(Stored data entries)
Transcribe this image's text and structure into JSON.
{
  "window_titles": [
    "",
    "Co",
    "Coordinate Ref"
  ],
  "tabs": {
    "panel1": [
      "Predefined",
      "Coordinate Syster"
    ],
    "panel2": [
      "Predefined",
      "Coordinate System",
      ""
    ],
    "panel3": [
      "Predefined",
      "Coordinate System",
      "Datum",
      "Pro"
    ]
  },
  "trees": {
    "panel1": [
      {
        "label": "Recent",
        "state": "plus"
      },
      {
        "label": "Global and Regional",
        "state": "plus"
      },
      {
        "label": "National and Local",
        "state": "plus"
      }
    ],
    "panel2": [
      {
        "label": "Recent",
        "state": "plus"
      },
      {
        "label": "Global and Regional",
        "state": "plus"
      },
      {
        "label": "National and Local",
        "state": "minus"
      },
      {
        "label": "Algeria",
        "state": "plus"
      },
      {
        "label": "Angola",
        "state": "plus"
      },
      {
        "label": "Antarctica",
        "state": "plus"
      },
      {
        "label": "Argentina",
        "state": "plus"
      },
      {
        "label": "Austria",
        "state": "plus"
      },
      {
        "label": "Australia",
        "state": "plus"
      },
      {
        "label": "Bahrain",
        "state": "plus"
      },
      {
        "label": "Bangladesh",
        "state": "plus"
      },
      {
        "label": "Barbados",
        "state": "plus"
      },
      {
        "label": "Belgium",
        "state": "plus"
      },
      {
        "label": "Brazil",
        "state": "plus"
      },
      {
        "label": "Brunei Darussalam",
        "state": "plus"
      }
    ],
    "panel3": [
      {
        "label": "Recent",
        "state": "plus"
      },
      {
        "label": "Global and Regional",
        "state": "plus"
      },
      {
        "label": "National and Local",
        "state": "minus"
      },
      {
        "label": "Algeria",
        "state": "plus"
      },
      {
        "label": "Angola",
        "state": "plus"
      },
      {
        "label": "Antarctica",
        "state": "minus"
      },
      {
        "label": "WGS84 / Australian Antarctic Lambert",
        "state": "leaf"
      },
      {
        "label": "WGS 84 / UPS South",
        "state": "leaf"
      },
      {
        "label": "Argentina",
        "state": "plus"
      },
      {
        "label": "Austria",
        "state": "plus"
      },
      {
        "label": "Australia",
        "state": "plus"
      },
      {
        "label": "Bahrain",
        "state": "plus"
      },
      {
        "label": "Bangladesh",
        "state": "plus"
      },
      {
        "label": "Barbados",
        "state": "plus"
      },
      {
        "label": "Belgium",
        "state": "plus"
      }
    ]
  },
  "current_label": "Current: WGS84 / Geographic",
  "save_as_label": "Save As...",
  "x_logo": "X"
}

◆ **Written request**
Gather from the data above every line with the string "Coordinate".

◆ **Exercise output**
    "Coordinate Ref"
      "Coordinate Syster"
      "Coordinate System",
      "Coordinate System",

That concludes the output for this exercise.